§ STATED GOAL
Search the listing below for the string "season" and show each line that contains it.

§ Extracted data entries
▽

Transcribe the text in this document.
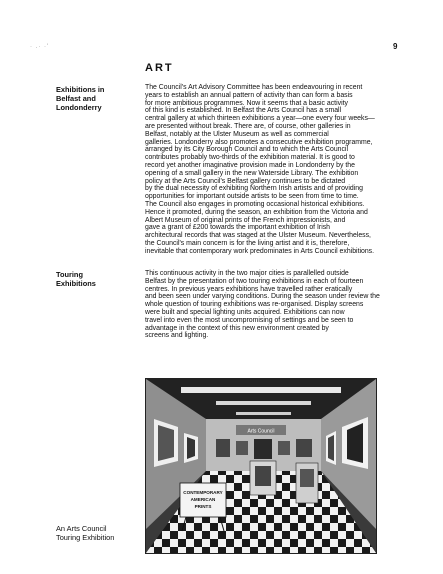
· .· ·'	9
ART
Exhibitions in
Belfast and
Londonderry
The Council's Art Advisory Committee has been endeavouring in recent
years to establish an annual pattern of activity than can form a basis
for more ambitious programmes. Now it seems that a basic activity
of this kind is established. In Belfast the Arts Council has a small
central gallery at which thirteen exhibitions a year—one every four weeks—
are presented without break. There are, of course, other galleries in
Belfast, notably at the Ulster Museum as well as commercial
galleries. Londonderry also promotes a consecutive exhibition programme,
arranged by its City Borough Council and to which the Arts Council
contributes probably two-thirds of the exhibition material. It is good to
record yet another imaginative provision made in Londonderry by the
opening of a small gallery in the new Waterside Library. The exhibition
policy at the Arts Council's Belfast gallery continues to be dictated
by the dual necessity of exhibiting Northern Irish artists and of providing
opportunities for important outside artists to be seen from time to time.
The Council also engages in promoting occasional historical exhibitions.
Hence it promoted, during the season, an exhibition from the Victoria and
Albert Museum of original prints of the French impressionists, and
gave a grant of £200 towards the important exhibition of Irish
architectural records that was staged at the Ulster Museum. Nevertheless,
the Council's main concern is for the living artist and it is, therefore,
inevitable that contemporary work predominates in Arts Council exhibitions.
Touring
Exhibitions
This continuous activity in the two major cities is parallelled outside
Belfast by the presentation of two touring exhibitions in each of fourteen
centres. In previous years exhibitions have travelled rather eratically
and been seen under varying conditions. During the season under review the
whole question of touring exhibitions was re-organised. Display screens
were built and special lighting units acquired. Exhibitions can now
travel into even the most uncompromising of settings and be seen to
advantage in the context of this new environment created by
screens and lighting.
Arts Council
CONTEMPORARY
AMERICAN
PRINTS
An Arts Council
Touring Exhibition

△

§ TASK ANSWER
Hence it promoted, during the season, an exhibition from the Victoria and
and been seen under varying conditions. During the season under review the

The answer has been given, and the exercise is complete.